◆ Requirements:
(a) Decide whether each statement below agrees with the Bruce Hornsby article, answering yes or no and quoting the exact words of the article that settle it: (i) Hornsby belonged to the Class of '73 at James Blair High School; (ii) the first Elton John concert Hornsby attended was at the Richmond Coliseum; (iii) Hornsby was the oldest member of the initial class inducted into Norfolk's Legends of Music Walk of Fame.
(b) Transcribe the portion of the Bruce Hornsby article starting at "by Jim Newsom" and ending at "Port Folio Weekly.".

* begin Document extract *

The Southside's Favorite Son

by Jim Newsom

"Painting yourself into the picture that you were looking at as a kid is pretty much what has happened to me," Bruce Hornsby told me recently in an interview for Port Folio Weekly.

Sixteen years after winning the Best New Artist Grammy for The Way It Is, Hornsby is living proof that you can make your dreams come true. When he was a teenager growing up in Williamsburg, he was inspired to take up the piano by the music of Leon Russell and Elton John.

"I saw Elton the other night in the Richmond Coliseum," he said, "and I realized that almost exactly thirty years ago I saw Elton play at the Hampton Coliseum in the fall of '72. Thirty years later I'm going to see him, and he's dedicating songs to me."

The former James Blair High School basketball standout (Class of '73) has received many awards and honors since bursting onto the national music scene in 1986. Last week, he was the youngest member of the initial class inducted into Norfolk's Legends of Music Walk of Fame.

I asked him what he had wanted to be when he grew up.

Bruce Hornsby at Legends of Music Ceremony in Norfolk, 9/25/02 (photo by Jim Knox) "It depends on what age you're talking about," he laughed. "As a kid I was totally immersed in whatever sport was in season. I narrowed that down to basketball in the ninth-through-twelfth grade years. In fact, I was recruited by Paul Webb when he was at Randolph-Macon, division II. So, that would qualify as the 'road not taken' for me.

* end Document extract *
* begin Supplied records *

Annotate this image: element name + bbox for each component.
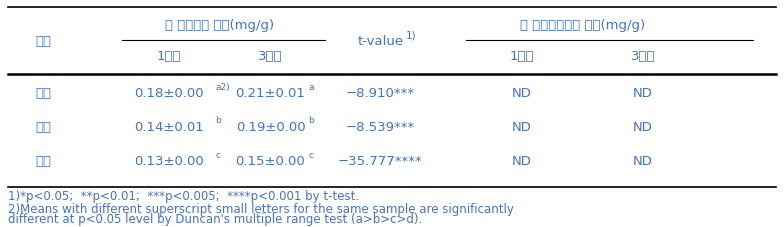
Text: 3개월: 3개월	[258, 50, 283, 63]
Text: 1개월: 1개월	[156, 50, 181, 63]
Text: 0.21±0.01: 0.21±0.01	[235, 87, 306, 100]
Text: 쳙 플라보노이드 함량(mg/g): 쳙 플라보노이드 함량(mg/g)	[520, 19, 645, 32]
Text: ND: ND	[511, 121, 532, 134]
Text: 품종: 품종	[35, 35, 51, 48]
Text: −8.910***: −8.910***	[346, 87, 415, 100]
Text: ND: ND	[633, 155, 653, 168]
Text: 0.14±0.01: 0.14±0.01	[134, 121, 203, 134]
Text: 1): 1)	[406, 31, 417, 41]
Text: ND: ND	[633, 121, 653, 134]
Text: 3개월: 3개월	[630, 50, 655, 63]
Text: −8.539***: −8.539***	[346, 121, 415, 134]
Text: ND: ND	[511, 87, 532, 100]
Text: a: a	[308, 83, 314, 91]
Text: t-value: t-value	[358, 35, 403, 48]
Text: ND: ND	[511, 155, 532, 168]
Text: c: c	[308, 151, 313, 160]
Text: 남고: 남고	[35, 155, 51, 168]
Text: 옥영: 옥영	[35, 87, 51, 100]
Text: −35.777****: −35.777****	[338, 155, 423, 168]
Text: b: b	[216, 116, 221, 125]
Text: a2): a2)	[216, 83, 230, 91]
Text: ND: ND	[633, 87, 653, 100]
Text: 0.18±0.00: 0.18±0.00	[134, 87, 203, 100]
Text: 2)Means with different superscript small letters for the same sample are signifi: 2)Means with different superscript small…	[8, 202, 514, 216]
Text: b: b	[308, 116, 314, 125]
Text: 1개월: 1개월	[509, 50, 534, 63]
Text: 0.15±0.00: 0.15±0.00	[236, 155, 305, 168]
Text: c: c	[216, 151, 220, 160]
Text: 쳙 폴리페놀 함량(mg/g): 쳙 폴리페놀 함량(mg/g)	[165, 19, 274, 32]
Text: 1)*p<0.05;  **p<0.01;  ***p<0.005;  ****p<0.001 by t-test.: 1)*p<0.05; **p<0.01; ***p<0.005; ****p<0…	[8, 190, 359, 203]
Text: 0.19±0.00: 0.19±0.00	[236, 121, 305, 134]
Text: 천매: 천매	[35, 121, 51, 134]
Text: 0.13±0.00: 0.13±0.00	[134, 155, 203, 168]
Text: different at p<0.05 level by Duncan's multiple range test (a>b>c>d).: different at p<0.05 level by Duncan's mu…	[8, 213, 422, 226]
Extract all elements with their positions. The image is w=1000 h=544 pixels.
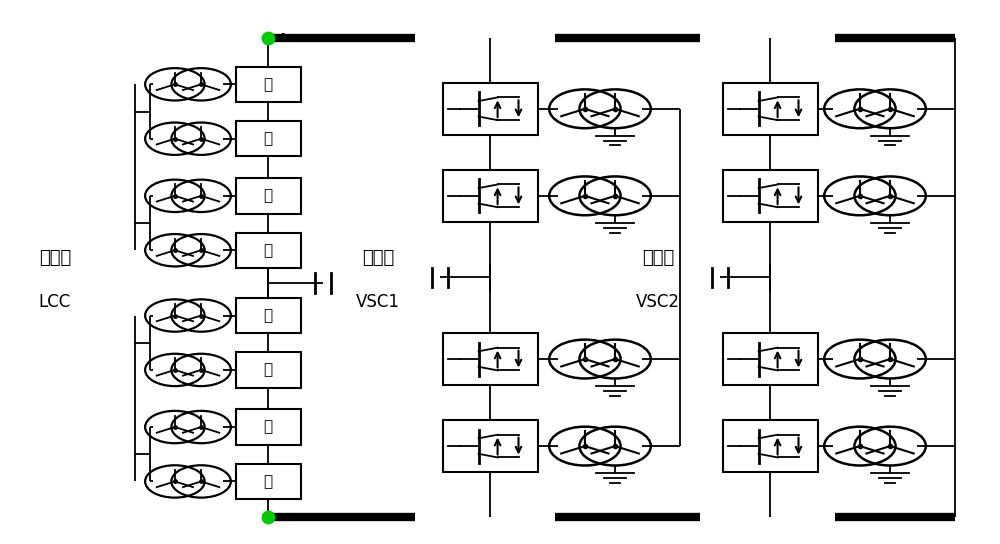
Bar xyxy=(722,170,818,222)
Text: 本: 本 xyxy=(263,474,273,489)
Text: 本: 本 xyxy=(263,419,273,435)
Text: 1: 1 xyxy=(280,32,288,45)
Bar xyxy=(236,233,300,268)
Bar xyxy=(442,170,538,222)
Text: 本: 本 xyxy=(263,131,273,146)
Text: 本: 本 xyxy=(263,308,273,323)
Text: VSC2: VSC2 xyxy=(636,293,680,311)
Bar xyxy=(442,420,538,472)
Bar xyxy=(236,121,300,157)
Text: 本: 本 xyxy=(263,362,273,378)
Bar xyxy=(722,83,818,134)
Bar xyxy=(236,67,300,102)
Text: 本: 本 xyxy=(263,243,273,258)
Bar xyxy=(442,83,538,134)
Bar xyxy=(236,353,300,387)
Text: LCC: LCC xyxy=(39,293,71,311)
Bar xyxy=(236,298,300,333)
Text: 逆变站: 逆变站 xyxy=(642,249,674,268)
Bar xyxy=(236,178,300,213)
Text: 整流站: 整流站 xyxy=(39,249,71,268)
Text: VSC1: VSC1 xyxy=(356,293,400,311)
Bar xyxy=(236,410,300,445)
Bar xyxy=(442,333,538,385)
Text: 逆变站: 逆变站 xyxy=(362,249,394,268)
Bar xyxy=(722,333,818,385)
Text: 本: 本 xyxy=(263,188,273,203)
Bar xyxy=(236,463,300,499)
Text: 本: 本 xyxy=(263,77,273,92)
Bar xyxy=(722,420,818,472)
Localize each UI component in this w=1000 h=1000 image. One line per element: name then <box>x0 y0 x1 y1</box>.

* end Supplied records *

◆ Answer list:
(a)
(i) Yes: "The former James Blair High School basketball standout (Class of '73)"
(ii) No: "almost exactly thirty years ago I saw Elton play at the Hampton Coliseum in the fall of '72"
(iii) No: "he was the youngest member of the initial class inducted into Norfolk's Legends of Music Walk of Fame"

(b)
by Jim Newsom

"Painting yourself into the picture that you were looking at as a kid is pretty much what has happened to me," Bruce Hornsby told me recently in an interview for Port Folio Weekly.